-- START OF Extracted records --
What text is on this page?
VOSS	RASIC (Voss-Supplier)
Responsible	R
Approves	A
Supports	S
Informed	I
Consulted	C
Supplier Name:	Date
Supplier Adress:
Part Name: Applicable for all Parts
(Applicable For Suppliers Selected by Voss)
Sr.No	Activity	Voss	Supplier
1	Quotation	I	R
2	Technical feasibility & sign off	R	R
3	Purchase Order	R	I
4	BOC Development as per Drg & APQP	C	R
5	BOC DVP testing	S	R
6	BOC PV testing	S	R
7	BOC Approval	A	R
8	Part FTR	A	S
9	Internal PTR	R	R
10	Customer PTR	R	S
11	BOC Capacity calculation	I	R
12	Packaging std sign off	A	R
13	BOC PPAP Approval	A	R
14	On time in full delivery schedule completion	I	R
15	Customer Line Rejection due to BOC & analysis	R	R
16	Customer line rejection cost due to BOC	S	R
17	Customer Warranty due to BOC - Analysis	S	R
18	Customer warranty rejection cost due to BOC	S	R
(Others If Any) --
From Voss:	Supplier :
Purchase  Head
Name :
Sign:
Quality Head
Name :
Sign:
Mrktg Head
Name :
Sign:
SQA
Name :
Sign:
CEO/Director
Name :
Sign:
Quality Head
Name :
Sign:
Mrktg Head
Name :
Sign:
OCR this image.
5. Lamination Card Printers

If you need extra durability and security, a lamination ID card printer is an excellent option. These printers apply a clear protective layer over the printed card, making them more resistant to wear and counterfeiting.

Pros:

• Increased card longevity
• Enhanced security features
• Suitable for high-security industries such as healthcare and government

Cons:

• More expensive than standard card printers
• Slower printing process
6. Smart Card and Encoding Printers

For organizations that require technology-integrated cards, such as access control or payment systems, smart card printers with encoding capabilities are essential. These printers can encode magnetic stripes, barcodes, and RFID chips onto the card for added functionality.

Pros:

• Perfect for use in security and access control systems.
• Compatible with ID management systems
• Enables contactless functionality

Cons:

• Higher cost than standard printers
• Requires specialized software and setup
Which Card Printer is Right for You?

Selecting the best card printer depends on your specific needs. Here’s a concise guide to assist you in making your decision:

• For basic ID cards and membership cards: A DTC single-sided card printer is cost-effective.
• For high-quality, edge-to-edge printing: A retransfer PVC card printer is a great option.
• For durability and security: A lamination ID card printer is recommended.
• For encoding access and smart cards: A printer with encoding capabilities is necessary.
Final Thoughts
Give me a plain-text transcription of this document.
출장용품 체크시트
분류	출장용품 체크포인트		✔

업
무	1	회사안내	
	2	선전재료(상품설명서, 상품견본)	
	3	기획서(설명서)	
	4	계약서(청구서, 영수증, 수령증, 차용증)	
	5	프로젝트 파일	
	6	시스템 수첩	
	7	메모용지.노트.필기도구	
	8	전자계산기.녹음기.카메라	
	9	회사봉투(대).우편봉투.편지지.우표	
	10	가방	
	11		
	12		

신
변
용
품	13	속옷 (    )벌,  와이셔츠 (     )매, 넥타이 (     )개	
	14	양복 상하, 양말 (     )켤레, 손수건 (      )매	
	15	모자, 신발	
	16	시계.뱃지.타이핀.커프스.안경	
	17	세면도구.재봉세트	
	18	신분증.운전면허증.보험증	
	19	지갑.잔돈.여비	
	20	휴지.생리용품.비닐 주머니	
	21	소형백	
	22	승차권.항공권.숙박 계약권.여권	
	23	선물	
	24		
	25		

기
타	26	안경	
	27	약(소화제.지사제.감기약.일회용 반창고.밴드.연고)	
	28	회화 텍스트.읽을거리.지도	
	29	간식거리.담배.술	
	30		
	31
-- END OF Extracted records --
▶ Problem to work on:
Return all of the data exactly as it reads.

▶ Response to the task:
What text is on this page?
VOSS	RASIC (Voss-Supplier)
Responsible	R
Approves	A
Supports	S
Informed	I
Consulted	C
Supplier Name:	Date
Supplier Adress:
Part Name: Applicable for all Parts
(Applicable For Suppliers Selected by Voss)
Sr.No	Activity	Voss	Supplier
1	Quotation	I	R
2	Technical feasibility & sign off	R	R
3	Purchase Order	R	I
4	BOC Development as per Drg & APQP	C	R
5	BOC DVP testing	S	R
6	BOC PV testing	S	R
7	BOC Approval	A	R
8	Part FTR	A	S
9	Internal PTR	R	R
10	Customer PTR	R	S
11	BOC Capacity calculation	I	R
12	Packaging std sign off	A	R
13	BOC PPAP Approval	A	R
14	On time in full delivery schedule completion	I	R
15	Customer Line Rejection due to BOC & analysis	R	R
16	Customer line rejection cost due to BOC	S	R
17	Customer Warranty due to BOC - Analysis	S	R
18	Customer warranty rejection cost due to BOC	S	R
(Others If Any) --
From Voss:	Supplier :
Purchase  Head
Name :
Sign:
Quality Head
Name :
Sign:
Mrktg Head
Name :
Sign:
SQA
Name :
Sign:
CEO/Director
Name :
Sign:
Quality Head
Name :
Sign:
Mrktg Head
Name :
Sign:
OCR this image.
5. Lamination Card Printers

If you need extra durability and security, a lamination ID card printer is an excellent option. These printers apply a clear protective layer over the printed card, making them more resistant to wear and counterfeiting.

Pros:

• Increased card longevity
• Enhanced security features
• Suitable for high-security industries such as healthcare and government

Cons:

• More expensive than standard card printers
• Slower printing process
6. Smart Card and Encoding Printers

For organizations that require technology-integrated cards, such as access control or payment systems, smart card printers with encoding capabilities are essential. These printers can encode magnetic stripes, barcodes, and RFID chips onto the card for added functionality.

Pros:

• Perfect for use in security and access control systems.
• Compatible with ID management systems
• Enables contactless functionality

Cons:

• Higher cost than standard printers
• Requires specialized software and setup
Which Card Printer is Right for You?

Selecting the best card printer depends on your specific needs. Here’s a concise guide to assist you in making your decision:

• For basic ID cards and membership cards: A DTC single-sided card printer is cost-effective.
• For high-quality, edge-to-edge printing: A retransfer PVC card printer is a great option.
• For durability and security: A lamination ID card printer is recommended.
• For encoding access and smart cards: A printer with encoding capabilities is necessary.
Final Thoughts
Give me a plain-text transcription of this document.
출장용품 체크시트
분류	출장용품 체크포인트		✔

업
무	1	회사안내	
	2	선전재료(상품설명서, 상품견본)	
	3	기획서(설명서)	
	4	계약서(청구서, 영수증, 수령증, 차용증)	
	5	프로젝트 파일	
	6	시스템 수첩	
	7	메모용지.노트.필기도구	
	8	전자계산기.녹음기.카메라	
	9	회사봉투(대).우편봉투.편지지.우표	
	10	가방	
	11		
	12		

신
변
용
품	13	속옷 (    )벌,  와이셔츠 (     )매, 넥타이 (     )개	
	14	양복 상하, 양말 (     )켤레, 손수건 (      )매	
	15	모자, 신발	
	16	시계.뱃지.타이핀.커프스.안경	
	17	세면도구.재봉세트	
	18	신분증.운전면허증.보험증	
	19	지갑.잔돈.여비	
	20	휴지.생리용품.비닐 주머니	
	21	소형백	
	22	승차권.항공권.숙박 계약권.여권	
	23	선물	
	24		
	25		

기
타	26	안경	
	27	약(소화제.지사제.감기약.일회용 반창고.밴드.연고)	
	28	회화 텍스트.읽을거리.지도	
	29	간식거리.담배.술	
	30		
	31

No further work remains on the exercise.